----- 阅读材料 -----
Dsuite Fbranch SNAPP_tree.txt NC_031969_sets__tree.txt > Tanganyika_Fbranch.txt
python3 dtools.py Tanganyika_Fbranch.txt SNAPP_tree.txt

4. Ancestry painting

另外一种探索祖先基因组模式在 杂交物种基因组中的表现。
A very simple alternative way of investigating patterns of ancestry in potentially introgressed or hybrid species is to “paint” their chromosomes according to the genotypes carried at sites that are fixed between the presumed parental species.

Der Sarkassian et al. (2015; Fig. 4)
the pic is drawn with two rows of cells. However, as the analyses in both studies were done with unphased data, these two rows do not represent the two haplotypes per sample. Instead, the two cells per site were simply both colored in the same way for homozygous sites or differently for heterozygous sites without regard to haplotype structure
每个个体两行,代表位点是纯和homozygous或杂合位点heterozygous。
-----
#### 任务
1/ 请将阅读材料中以“the pic is drawn with two rows of cells”开头的那一段改写成简短的要点列表，并保留其主要事实。
2/ 请从阅读材料最后一句之后开始，续写关于祖先着色（ancestry painting）的内容。
下面的数据是独立的材料，与阅读材料无关。
----- 数据条目 -----
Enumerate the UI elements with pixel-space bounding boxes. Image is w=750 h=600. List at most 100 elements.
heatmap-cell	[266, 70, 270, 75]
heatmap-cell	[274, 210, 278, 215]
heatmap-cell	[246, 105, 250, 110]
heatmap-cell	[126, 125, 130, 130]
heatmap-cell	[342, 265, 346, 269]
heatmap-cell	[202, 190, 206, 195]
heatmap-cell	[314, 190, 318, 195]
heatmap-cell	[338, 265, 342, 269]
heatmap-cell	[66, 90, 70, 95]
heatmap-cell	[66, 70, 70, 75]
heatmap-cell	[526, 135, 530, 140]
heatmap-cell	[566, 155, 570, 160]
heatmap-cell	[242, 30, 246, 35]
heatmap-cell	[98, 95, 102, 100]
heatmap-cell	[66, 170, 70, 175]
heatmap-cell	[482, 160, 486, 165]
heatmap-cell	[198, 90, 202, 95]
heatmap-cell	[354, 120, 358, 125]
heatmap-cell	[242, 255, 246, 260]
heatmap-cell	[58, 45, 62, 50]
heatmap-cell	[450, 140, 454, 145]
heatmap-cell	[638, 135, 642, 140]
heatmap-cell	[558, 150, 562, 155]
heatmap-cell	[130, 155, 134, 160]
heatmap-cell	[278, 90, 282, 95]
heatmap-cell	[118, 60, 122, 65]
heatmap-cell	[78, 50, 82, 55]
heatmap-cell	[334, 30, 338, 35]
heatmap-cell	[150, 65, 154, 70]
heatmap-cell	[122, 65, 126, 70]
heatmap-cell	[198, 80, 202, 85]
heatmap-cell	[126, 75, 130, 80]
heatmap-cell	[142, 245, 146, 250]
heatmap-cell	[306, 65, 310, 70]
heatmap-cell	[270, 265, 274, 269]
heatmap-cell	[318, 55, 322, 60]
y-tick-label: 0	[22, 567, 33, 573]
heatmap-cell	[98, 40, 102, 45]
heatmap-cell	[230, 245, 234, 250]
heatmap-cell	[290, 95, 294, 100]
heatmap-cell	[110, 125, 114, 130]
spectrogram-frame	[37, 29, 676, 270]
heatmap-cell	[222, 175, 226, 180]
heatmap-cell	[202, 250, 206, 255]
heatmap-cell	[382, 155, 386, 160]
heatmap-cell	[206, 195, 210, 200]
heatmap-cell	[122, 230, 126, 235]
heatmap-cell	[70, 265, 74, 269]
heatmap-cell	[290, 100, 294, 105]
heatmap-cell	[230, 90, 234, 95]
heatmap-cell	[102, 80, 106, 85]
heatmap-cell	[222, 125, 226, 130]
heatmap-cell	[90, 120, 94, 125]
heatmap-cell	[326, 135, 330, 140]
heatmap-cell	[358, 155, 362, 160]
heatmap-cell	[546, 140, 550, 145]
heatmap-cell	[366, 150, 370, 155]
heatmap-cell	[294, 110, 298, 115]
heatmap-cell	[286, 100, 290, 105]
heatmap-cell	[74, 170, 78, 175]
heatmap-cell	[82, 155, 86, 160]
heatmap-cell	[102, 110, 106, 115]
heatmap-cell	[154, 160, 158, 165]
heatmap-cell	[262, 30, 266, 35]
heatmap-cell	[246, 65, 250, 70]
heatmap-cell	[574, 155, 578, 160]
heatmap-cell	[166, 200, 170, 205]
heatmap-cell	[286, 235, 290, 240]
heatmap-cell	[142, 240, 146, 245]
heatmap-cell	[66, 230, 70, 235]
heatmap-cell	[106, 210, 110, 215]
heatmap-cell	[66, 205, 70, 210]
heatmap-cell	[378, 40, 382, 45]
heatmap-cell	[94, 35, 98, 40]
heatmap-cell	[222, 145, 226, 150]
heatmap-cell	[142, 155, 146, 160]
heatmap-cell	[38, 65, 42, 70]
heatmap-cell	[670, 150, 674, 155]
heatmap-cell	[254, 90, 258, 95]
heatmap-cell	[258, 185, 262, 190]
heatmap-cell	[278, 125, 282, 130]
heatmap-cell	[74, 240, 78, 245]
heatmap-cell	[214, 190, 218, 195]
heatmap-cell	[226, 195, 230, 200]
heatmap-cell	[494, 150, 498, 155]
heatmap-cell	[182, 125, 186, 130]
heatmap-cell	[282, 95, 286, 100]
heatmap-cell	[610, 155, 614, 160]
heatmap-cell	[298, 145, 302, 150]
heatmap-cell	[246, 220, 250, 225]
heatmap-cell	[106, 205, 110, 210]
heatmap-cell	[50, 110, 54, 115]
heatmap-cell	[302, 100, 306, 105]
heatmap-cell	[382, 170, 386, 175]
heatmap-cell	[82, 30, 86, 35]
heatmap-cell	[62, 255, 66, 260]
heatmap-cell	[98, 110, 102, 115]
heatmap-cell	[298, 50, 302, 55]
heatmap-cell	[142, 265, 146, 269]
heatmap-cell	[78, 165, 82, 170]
-----
#### 参考答案
1/
- 图中每个位点用两行格子表示。
- 两项研究的分析都使用了未定相（unphased）数据，所以这两行并不代表每个样本的两条单倍型。
- 纯合位点的两个格子涂成相同颜色，杂合位点的两个格子涂成不同颜色，不考虑单倍型结构。

2/
此方法利用作者所提供的两个脚本get_fixed_site_gts.rb,和plot_fixed_site_gts.rb

  1. 对于脚本get_fixed_site_gts.rb,接受6个参数
    1. uncompressed vcf文件
    2. 输出文件名称
    3. first putative parent species:以comma分割
    4. putative hybrid species,可能的杂交物种;以comma分割
    5. second putative parent species。
    6. parental 基因型的完整度,可以过滤掉过多缺失值。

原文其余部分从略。